■ **Recorded data**
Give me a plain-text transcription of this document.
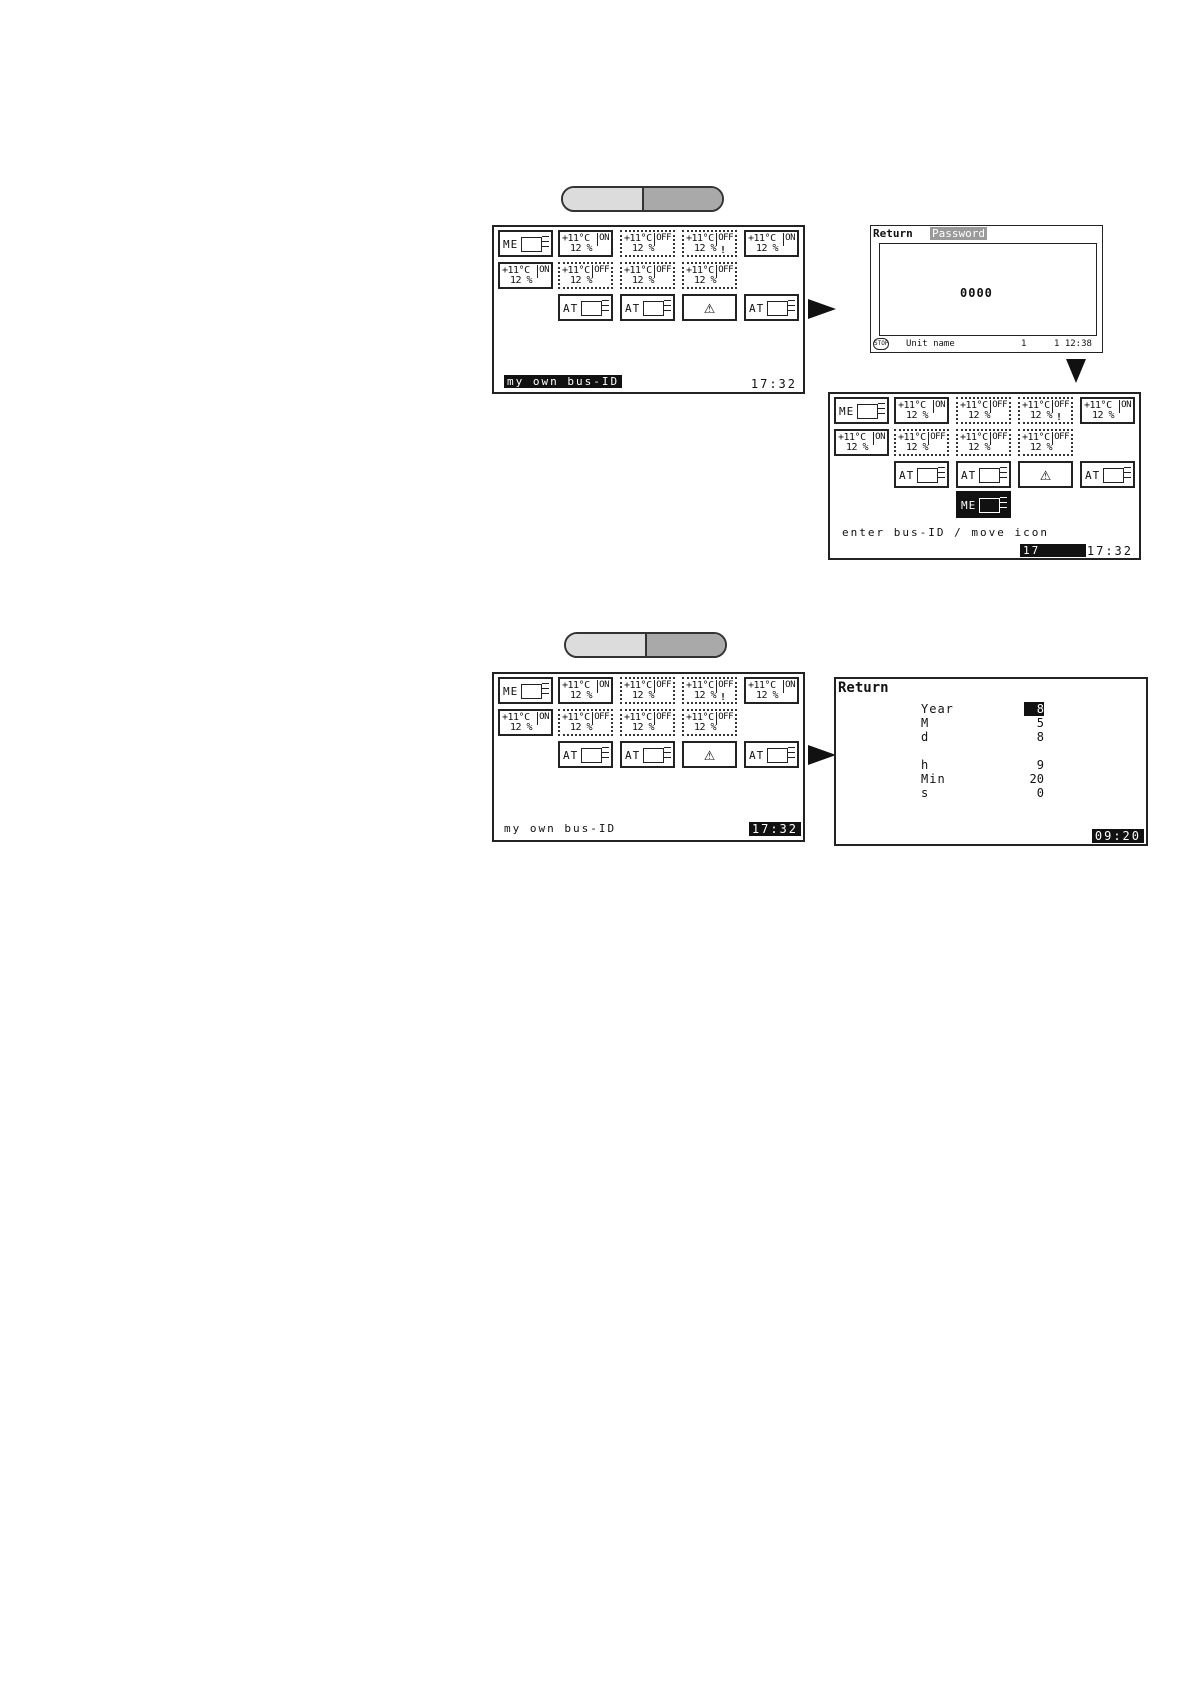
ME	+11°C
12 %
ON +11°C
12 %
OFF +11°C
12 %
OFF
!
+11°C
12 %
ON
+11°C
12 %
ON +11°C
12 %
OFF +11°C
12 %
OFF +11°C
12 %
OFF
AT	AT	⚠	AT
my own bus-ID	17:32
Return Password
0000
STOP Unit name	1	1 12:38
ME	+11°C
12 %
ON +11°C
12 %
OFF +11°C
12 %
OFF
!
+11°C
12 %
ON
+11°C
12 %
ON +11°C
12 %
OFF +11°C
12 %
OFF +11°C
12 %
OFF
AT	AT	⚠	AT
ME
enter bus-ID / move icon
17	17:32
ME	+11°C
12 %
ON +11°C
12 %
OFF +11°C
12 %
OFF
!
+11°C
12 %
ON
+11°C
12 %
ON +11°C
12 %
OFF +11°C
12 %
OFF +11°C
12 %
OFF
AT	AT	⚠	AT
my own bus-ID	17:32
Return
Year	8
M	5
d	8
h	9
Min	20
s	0
09:20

■ **Exercise brief**
Print the listing above in full, exactly as written. Omit any pictures.

■ **Task result**
Give me a plain-text transcription of this document.
ME	+11°C
12 %
ON +11°C
12 %
OFF +11°C
12 %
OFF
!
+11°C
12 %
ON
+11°C
12 %
ON +11°C
12 %
OFF +11°C
12 %
OFF +11°C
12 %
OFF
AT	AT	⚠	AT
my own bus-ID	17:32
Return Password
0000
STOP Unit name	1	1 12:38
ME	+11°C
12 %
ON +11°C
12 %
OFF +11°C
12 %
OFF
!
+11°C
12 %
ON
+11°C
12 %
ON +11°C
12 %
OFF +11°C
12 %
OFF +11°C
12 %
OFF
AT	AT	⚠	AT
ME
enter bus-ID / move icon
17	17:32
ME	+11°C
12 %
ON +11°C
12 %
OFF +11°C
12 %
OFF
!
+11°C
12 %
ON
+11°C
12 %
ON +11°C
12 %
OFF +11°C
12 %
OFF +11°C
12 %
OFF
AT	AT	⚠	AT
my own bus-ID	17:32
Return
Year	8
M	5
d	8
h	9
Min	20
s	0
09:20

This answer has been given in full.